(Records contained in a dataset)
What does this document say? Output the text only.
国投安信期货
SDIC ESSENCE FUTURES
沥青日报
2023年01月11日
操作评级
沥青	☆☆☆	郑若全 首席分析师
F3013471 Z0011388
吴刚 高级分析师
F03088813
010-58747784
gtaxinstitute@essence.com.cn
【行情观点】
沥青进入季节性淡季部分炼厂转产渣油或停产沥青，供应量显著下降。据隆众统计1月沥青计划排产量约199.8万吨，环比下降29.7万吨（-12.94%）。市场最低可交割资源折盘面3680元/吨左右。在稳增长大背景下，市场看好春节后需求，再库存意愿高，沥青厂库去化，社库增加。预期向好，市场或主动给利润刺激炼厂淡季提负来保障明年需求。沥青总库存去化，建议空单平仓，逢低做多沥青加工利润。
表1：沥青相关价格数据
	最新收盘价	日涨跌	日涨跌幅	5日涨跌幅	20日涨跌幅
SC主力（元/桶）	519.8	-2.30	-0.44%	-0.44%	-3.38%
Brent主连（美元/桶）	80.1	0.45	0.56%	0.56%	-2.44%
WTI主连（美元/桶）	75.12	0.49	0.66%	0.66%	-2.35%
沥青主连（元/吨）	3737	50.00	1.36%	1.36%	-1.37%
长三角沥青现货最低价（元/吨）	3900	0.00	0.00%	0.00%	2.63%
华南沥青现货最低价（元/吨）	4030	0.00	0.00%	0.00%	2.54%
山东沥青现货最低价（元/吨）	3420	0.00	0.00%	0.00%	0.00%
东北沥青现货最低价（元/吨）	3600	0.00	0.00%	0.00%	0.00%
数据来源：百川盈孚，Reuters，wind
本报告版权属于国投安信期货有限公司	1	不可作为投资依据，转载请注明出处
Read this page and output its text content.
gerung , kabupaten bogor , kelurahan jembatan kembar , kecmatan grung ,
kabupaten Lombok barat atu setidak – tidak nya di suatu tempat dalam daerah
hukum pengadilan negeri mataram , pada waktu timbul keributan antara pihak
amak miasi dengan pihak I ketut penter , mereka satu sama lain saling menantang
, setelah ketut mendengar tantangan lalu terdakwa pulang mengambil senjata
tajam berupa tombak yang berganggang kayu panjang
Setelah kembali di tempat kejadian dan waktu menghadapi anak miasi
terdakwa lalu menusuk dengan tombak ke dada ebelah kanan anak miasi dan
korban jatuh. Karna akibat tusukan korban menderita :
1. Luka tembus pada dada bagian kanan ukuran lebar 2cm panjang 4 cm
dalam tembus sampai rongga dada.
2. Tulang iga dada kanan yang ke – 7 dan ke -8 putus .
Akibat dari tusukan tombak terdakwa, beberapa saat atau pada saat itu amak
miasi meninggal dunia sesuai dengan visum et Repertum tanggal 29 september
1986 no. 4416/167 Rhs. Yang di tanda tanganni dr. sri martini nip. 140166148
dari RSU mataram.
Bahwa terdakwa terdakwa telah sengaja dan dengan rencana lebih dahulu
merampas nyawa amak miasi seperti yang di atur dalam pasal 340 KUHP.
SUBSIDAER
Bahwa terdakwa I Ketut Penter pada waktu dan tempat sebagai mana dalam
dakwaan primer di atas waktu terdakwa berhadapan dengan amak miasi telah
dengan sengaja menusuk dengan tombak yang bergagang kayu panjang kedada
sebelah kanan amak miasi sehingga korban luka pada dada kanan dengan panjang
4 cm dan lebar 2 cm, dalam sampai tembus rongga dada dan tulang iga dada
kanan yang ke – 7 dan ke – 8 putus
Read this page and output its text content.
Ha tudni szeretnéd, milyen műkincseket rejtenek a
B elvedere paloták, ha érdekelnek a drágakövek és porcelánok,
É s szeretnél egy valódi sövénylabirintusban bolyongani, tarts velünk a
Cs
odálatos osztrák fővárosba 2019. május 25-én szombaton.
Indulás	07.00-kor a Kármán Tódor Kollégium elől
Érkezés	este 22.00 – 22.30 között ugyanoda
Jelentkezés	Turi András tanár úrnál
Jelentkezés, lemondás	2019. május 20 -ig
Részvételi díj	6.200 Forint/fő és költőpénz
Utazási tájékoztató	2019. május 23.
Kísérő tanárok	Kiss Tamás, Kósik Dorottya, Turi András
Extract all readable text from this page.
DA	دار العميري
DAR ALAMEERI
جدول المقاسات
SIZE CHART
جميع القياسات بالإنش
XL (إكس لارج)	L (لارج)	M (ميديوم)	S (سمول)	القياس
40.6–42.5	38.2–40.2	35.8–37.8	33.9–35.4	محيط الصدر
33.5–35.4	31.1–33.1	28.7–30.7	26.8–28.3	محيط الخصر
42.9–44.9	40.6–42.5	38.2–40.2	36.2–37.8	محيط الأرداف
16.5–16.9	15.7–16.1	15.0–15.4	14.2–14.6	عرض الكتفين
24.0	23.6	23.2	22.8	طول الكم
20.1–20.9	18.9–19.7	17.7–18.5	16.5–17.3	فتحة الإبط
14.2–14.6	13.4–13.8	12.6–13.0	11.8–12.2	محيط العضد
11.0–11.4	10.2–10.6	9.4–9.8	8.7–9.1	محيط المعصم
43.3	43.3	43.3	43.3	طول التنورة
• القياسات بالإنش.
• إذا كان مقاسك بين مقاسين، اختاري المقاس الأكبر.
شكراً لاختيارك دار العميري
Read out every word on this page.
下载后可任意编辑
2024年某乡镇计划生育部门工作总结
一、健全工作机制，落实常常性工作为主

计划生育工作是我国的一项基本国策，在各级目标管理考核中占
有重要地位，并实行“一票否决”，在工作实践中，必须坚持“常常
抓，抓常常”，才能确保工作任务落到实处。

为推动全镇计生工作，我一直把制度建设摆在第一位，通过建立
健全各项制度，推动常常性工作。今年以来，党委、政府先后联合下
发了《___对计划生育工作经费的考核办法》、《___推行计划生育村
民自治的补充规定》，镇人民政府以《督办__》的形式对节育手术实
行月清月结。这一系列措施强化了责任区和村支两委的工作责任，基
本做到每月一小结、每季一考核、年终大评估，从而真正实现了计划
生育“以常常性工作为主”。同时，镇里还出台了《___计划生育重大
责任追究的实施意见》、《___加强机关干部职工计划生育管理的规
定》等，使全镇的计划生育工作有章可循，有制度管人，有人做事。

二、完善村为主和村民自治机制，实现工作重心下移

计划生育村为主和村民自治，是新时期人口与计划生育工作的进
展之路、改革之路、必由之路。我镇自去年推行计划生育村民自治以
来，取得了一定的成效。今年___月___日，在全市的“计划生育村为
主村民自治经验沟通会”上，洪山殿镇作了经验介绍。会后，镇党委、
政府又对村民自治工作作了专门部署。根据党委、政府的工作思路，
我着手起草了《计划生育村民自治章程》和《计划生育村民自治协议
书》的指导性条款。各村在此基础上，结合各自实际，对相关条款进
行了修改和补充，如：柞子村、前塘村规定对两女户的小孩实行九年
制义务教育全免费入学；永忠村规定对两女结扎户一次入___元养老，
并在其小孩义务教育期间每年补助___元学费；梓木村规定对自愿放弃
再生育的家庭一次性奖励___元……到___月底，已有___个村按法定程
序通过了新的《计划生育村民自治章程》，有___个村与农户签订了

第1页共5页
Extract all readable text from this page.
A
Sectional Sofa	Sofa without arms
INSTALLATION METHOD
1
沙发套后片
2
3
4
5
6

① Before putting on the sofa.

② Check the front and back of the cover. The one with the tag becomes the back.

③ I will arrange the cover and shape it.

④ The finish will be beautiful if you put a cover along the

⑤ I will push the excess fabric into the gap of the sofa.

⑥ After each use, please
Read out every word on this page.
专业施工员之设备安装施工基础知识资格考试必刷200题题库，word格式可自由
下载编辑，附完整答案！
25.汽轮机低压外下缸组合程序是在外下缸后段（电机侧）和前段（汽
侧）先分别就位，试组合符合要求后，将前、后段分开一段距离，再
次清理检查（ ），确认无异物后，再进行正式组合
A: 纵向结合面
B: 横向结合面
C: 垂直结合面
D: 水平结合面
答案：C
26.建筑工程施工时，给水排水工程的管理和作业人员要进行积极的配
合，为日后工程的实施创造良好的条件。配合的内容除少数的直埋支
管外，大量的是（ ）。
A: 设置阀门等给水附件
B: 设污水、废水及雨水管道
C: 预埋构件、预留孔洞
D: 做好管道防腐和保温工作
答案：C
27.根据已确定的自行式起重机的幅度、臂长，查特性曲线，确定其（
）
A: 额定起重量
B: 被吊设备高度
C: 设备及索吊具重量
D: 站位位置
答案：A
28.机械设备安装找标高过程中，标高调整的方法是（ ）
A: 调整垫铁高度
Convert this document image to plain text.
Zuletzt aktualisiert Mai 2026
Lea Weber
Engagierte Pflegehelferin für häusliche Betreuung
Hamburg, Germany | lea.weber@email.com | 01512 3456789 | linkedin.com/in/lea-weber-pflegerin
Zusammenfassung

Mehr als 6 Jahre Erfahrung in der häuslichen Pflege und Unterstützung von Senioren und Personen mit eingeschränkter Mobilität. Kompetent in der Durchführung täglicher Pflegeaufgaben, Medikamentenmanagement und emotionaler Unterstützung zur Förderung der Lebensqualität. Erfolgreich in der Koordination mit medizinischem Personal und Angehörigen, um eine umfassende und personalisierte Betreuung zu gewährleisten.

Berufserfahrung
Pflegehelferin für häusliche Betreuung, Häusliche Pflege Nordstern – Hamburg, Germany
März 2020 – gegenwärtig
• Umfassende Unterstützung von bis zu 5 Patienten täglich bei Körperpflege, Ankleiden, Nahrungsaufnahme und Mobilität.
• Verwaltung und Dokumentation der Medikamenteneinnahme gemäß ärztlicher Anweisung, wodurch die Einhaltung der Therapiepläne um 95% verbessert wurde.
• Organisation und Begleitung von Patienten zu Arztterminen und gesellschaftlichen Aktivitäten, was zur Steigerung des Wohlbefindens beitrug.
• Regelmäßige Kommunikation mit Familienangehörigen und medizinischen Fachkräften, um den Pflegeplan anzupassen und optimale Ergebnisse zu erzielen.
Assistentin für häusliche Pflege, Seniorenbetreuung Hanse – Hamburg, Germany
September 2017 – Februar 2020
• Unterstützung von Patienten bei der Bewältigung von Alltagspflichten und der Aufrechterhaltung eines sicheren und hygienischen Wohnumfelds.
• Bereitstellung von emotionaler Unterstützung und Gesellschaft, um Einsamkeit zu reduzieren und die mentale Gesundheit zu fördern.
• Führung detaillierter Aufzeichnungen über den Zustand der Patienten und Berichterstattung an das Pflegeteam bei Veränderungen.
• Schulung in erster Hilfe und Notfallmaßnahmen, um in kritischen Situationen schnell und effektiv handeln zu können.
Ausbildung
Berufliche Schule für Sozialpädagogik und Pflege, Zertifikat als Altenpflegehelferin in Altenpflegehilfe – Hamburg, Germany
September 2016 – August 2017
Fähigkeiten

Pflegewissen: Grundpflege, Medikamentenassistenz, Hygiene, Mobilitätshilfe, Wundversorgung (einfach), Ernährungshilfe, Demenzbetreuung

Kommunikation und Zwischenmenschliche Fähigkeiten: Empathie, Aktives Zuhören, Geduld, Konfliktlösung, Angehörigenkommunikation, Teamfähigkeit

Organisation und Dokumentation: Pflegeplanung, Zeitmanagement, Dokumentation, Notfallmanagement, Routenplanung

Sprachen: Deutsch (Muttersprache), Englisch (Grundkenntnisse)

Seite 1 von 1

WORK REQUIRED: Tally the lines of the records holding the word "kabupaten", then give only the resulting number.

COMPLETED TASK: 2